#### TASK BRIEF
Write out the material exactly, without any of its pictures.

Data items
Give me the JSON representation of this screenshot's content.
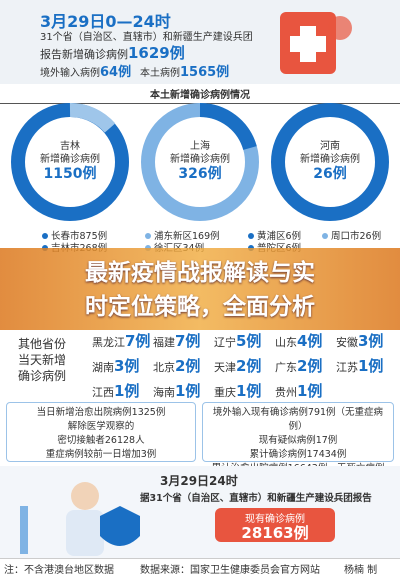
{
  "header": {
    "date": "3月29日0—24时",
    "scope": "31个省（自治区、直辖市）和新疆生产建设兵团",
    "report_label": "报告新增确诊病例",
    "report_value": "1629例",
    "imported_label": "境外输入病例",
    "imported_value": "64例",
    "local_label": "本土病例",
    "local_value": "1565例"
  },
  "section_title": "本土新增确诊病例情况",
  "regions": [
    {
      "name": "吉林",
      "label": "新增确诊病例",
      "value": "1150例"
    },
    {
      "name": "上海",
      "label": "新增确诊病例",
      "value": "326例"
    },
    {
      "name": "河南",
      "label": "新增确诊病例",
      "value": "26例"
    }
  ],
  "legend": [
    "长春市875例",
    "浦东新区169例",
    "黄浦区6例",
    "周口市26例",
    "吉林市268例",
    "徐汇区34例",
    "普陀区6例"
  ],
  "overlay_title": [
    "最新疫情战报解读与实",
    "时定位策略，全面分析"
  ],
  "other": {
    "lines": [
      "其他省份",
      "当天新增",
      "确诊病例"
    ],
    "items": [
      {
        "name": "黑龙江",
        "value": "7例"
      },
      {
        "name": "福建",
        "value": "7例"
      },
      {
        "name": "辽宁",
        "value": "5例"
      },
      {
        "name": "山东",
        "value": "4例"
      },
      {
        "name": "安徽",
        "value": "3例"
      },
      {
        "name": "湖南",
        "value": "3例"
      },
      {
        "name": "北京",
        "value": "2例"
      },
      {
        "name": "天津",
        "value": "2例"
      },
      {
        "name": "广东",
        "value": "2例"
      },
      {
        "name": "江苏",
        "value": "1例"
      },
      {
        "name": "江西",
        "value": "1例"
      },
      {
        "name": "海南",
        "value": "1例"
      },
      {
        "name": "重庆",
        "value": "1例"
      },
      {
        "name": "贵州",
        "value": "1例"
      }
    ]
  },
  "left_box": [
    "当日新增治愈出院病例1325例",
    "解除医学观察的",
    "密切接触者26128人",
    "重症病例较前一日增加3例"
  ],
  "right_box": [
    "境外输入现有确诊病例791例（无重症病例）",
    "现有疑似病例17例",
    "累计确诊病例17434例",
    "累计治愈出院病例16643例，无死亡病例"
  ],
  "footer": {
    "date": "3月29日24时",
    "scope": "据31个省（自治区、直辖市）和新疆生产建设兵团报告",
    "current_label": "现有确诊病例",
    "current_value": "28163例"
  },
  "notes": [
    "注：不含港澳台地区数据",
    "数据来源：国家卫生健康委员会官方网站",
    "杨楠 制"
  ]
}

#### SOLVED EXERCISE
Give me the JSON representation of this screenshot's content.
{
  "header": {
    "date": "3月29日0—24时",
    "scope": "31个省（自治区、直辖市）和新疆生产建设兵团",
    "report_label": "报告新增确诊病例",
    "report_value": "1629例",
    "imported_label": "境外输入病例",
    "imported_value": "64例",
    "local_label": "本土病例",
    "local_value": "1565例"
  },
  "section_title": "本土新增确诊病例情况",
  "regions": [
    {
      "name": "吉林",
      "label": "新增确诊病例",
      "value": "1150例"
    },
    {
      "name": "上海",
      "label": "新增确诊病例",
      "value": "326例"
    },
    {
      "name": "河南",
      "label": "新增确诊病例",
      "value": "26例"
    }
  ],
  "legend": [
    "长春市875例",
    "浦东新区169例",
    "黄浦区6例",
    "周口市26例",
    "吉林市268例",
    "徐汇区34例",
    "普陀区6例"
  ],
  "overlay_title": [
    "最新疫情战报解读与实",
    "时定位策略，全面分析"
  ],
  "other": {
    "lines": [
      "其他省份",
      "当天新增",
      "确诊病例"
    ],
    "items": [
      {
        "name": "黑龙江",
        "value": "7例"
      },
      {
        "name": "福建",
        "value": "7例"
      },
      {
        "name": "辽宁",
        "value": "5例"
      },
      {
        "name": "山东",
        "value": "4例"
      },
      {
        "name": "安徽",
        "value": "3例"
      },
      {
        "name": "湖南",
        "value": "3例"
      },
      {
        "name": "北京",
        "value": "2例"
      },
      {
        "name": "天津",
        "value": "2例"
      },
      {
        "name": "广东",
        "value": "2例"
      },
      {
        "name": "江苏",
        "value": "1例"
      },
      {
        "name": "江西",
        "value": "1例"
      },
      {
        "name": "海南",
        "value": "1例"
      },
      {
        "name": "重庆",
        "value": "1例"
      },
      {
        "name": "贵州",
        "value": "1例"
      }
    ]
  },
  "left_box": [
    "当日新增治愈出院病例1325例",
    "解除医学观察的",
    "密切接触者26128人",
    "重症病例较前一日增加3例"
  ],
  "right_box": [
    "境外输入现有确诊病例791例（无重症病例）",
    "现有疑似病例17例",
    "累计确诊病例17434例",
    "累计治愈出院病例16643例，无死亡病例"
  ],
  "footer": {
    "date": "3月29日24时",
    "scope": "据31个省（自治区、直辖市）和新疆生产建设兵团报告",
    "current_label": "现有确诊病例",
    "current_value": "28163例"
  },
  "notes": [
    "注：不含港澳台地区数据",
    "数据来源：国家卫生健康委员会官方网站",
    "杨楠 制"
  ]
}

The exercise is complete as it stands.